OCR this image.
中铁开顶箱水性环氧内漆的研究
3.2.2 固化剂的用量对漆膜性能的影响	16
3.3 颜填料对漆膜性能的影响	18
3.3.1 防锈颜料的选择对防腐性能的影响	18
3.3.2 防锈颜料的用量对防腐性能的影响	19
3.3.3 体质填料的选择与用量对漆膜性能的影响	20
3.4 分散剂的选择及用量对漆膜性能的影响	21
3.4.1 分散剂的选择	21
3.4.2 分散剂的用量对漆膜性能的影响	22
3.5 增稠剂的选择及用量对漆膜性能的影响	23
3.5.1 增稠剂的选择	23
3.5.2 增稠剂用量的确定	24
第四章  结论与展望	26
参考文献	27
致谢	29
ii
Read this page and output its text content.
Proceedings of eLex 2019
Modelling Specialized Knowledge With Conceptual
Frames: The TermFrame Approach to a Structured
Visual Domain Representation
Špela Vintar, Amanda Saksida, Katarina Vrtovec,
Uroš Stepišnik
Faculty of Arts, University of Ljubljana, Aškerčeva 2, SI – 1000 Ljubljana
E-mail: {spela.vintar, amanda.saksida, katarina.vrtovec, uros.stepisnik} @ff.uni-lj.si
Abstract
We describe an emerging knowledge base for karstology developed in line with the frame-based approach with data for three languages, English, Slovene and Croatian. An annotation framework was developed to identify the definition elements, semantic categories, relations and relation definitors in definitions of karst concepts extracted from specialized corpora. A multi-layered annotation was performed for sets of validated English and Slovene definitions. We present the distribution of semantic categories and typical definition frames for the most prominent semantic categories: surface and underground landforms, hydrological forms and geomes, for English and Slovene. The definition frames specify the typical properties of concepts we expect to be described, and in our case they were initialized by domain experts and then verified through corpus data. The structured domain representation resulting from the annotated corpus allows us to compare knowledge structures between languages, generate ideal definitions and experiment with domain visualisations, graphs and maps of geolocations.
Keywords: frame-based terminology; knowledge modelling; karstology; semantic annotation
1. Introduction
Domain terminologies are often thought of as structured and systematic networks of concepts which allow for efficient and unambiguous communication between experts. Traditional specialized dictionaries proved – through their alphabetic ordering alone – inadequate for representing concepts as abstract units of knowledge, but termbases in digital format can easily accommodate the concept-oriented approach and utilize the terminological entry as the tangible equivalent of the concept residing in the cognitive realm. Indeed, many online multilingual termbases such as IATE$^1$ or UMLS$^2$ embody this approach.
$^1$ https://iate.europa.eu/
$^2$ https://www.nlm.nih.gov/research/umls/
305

Challenge: Report all lines of the data that include the word "karstology".

Answer to this exercise:
We describe an emerging knowledge base for karstology developed in line with the frame-based approach with data for three languages, English, Slovene and Croatian. An annotation framework was developed to identify the definition elements, semantic categories, relations and relation definitors in definitions of karst concepts extracted from specialized corpora. A multi-layered annotation was performed for sets of validated English and Slovene definitions. We present the distribution of semantic categories and typical definition frames for the most prominent semantic categories: surface and underground landforms, hydrological forms and geomes, for English and Slovene. The definition frames specify the typical properties of concepts we expect to be described, and in our case they were initialized by domain experts and then verified through corpus data. The structured domain representation resulting from the annotated corpus allows us to compare knowledge structures between languages, generate ideal definitions and experiment with domain visualisations, graphs and maps of geolocations.
Keywords: frame-based terminology; knowledge modelling; karstology; semantic annotation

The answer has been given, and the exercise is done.